Data records:
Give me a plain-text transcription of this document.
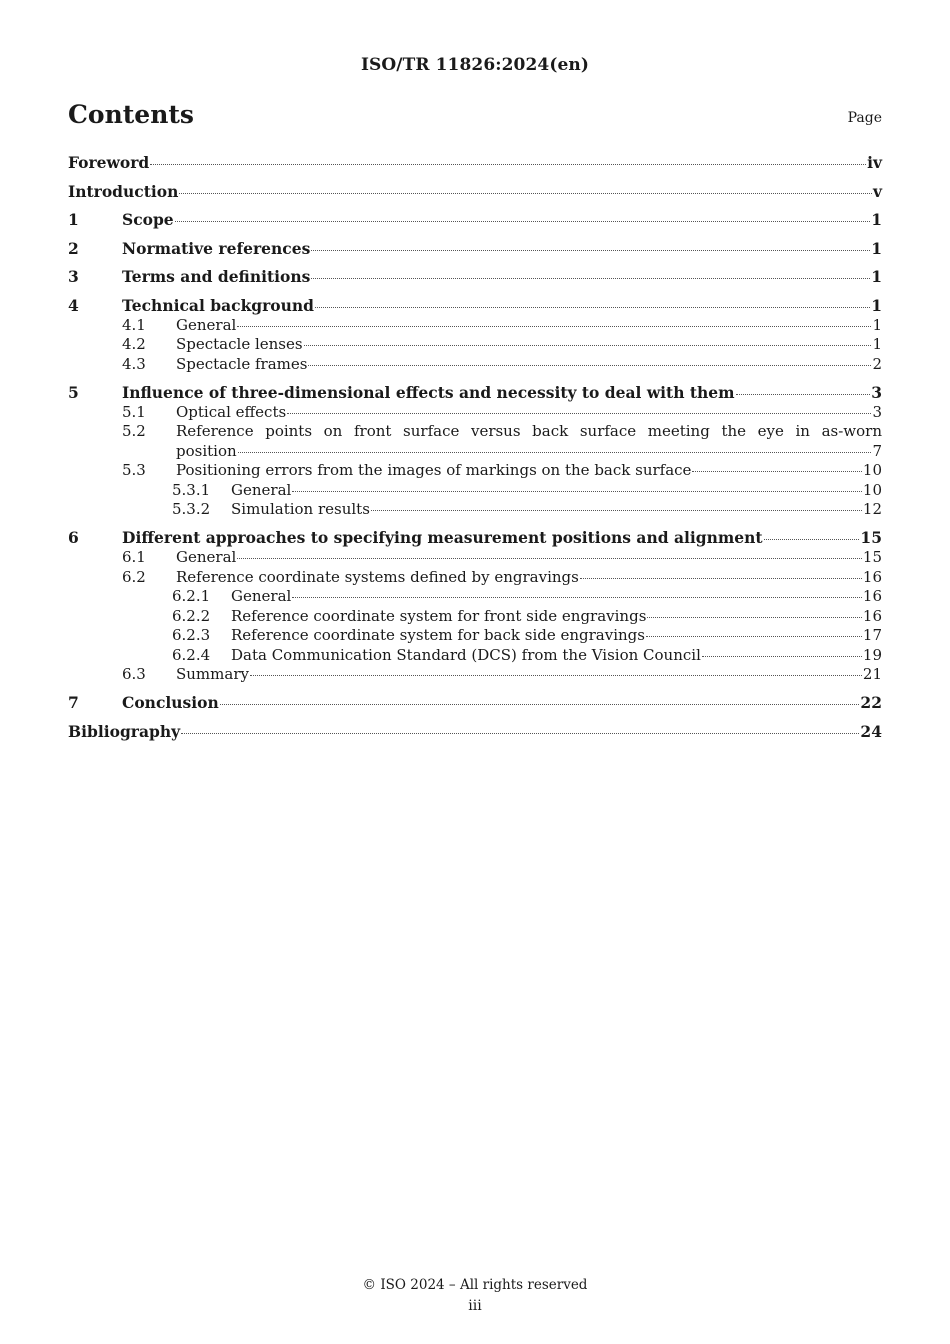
ISO/TR 11826:2024(en)
Contents	Page
Foreword	iv
Introduction	v
1	Scope	1
2	Normative references	1
3	Terms and definitions	1
4	Technical background	1
4.1	General	1
4.2	Spectacle lenses	1
4.3	Spectacle frames	2
5	Influence of three-dimensional effects and necessity to deal with them	3
5.1	Optical effects	3
5.2	Reference points on front surface versus back surface meeting the eye in as-worn
position	7
5.3	Positioning errors from the images of markings on the back surface	10
5.3.1	General	10
5.3.2	Simulation results	12
6	Different approaches to specifying measurement positions and alignment	15
6.1	General	15
6.2	Reference coordinate systems defined by engravings	16
6.2.1	General	16
6.2.2	Reference coordinate system for front side engravings	16
6.2.3	Reference coordinate system for back side engravings	17
6.2.4	Data Communication Standard (DCS) from the Vision Council	19
6.3	Summary	21
7	Conclusion	22
Bibliography	24
© ISO 2024 – All rights reserved
iii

Aim of the exercise: Identify the lines above that contain the word "coordinate", then copy them.

Full solution:
6.2	Reference coordinate systems defined by engravings	16
6.2.2	Reference coordinate system for front side engravings	16
6.2.3	Reference coordinate system for back side engravings	17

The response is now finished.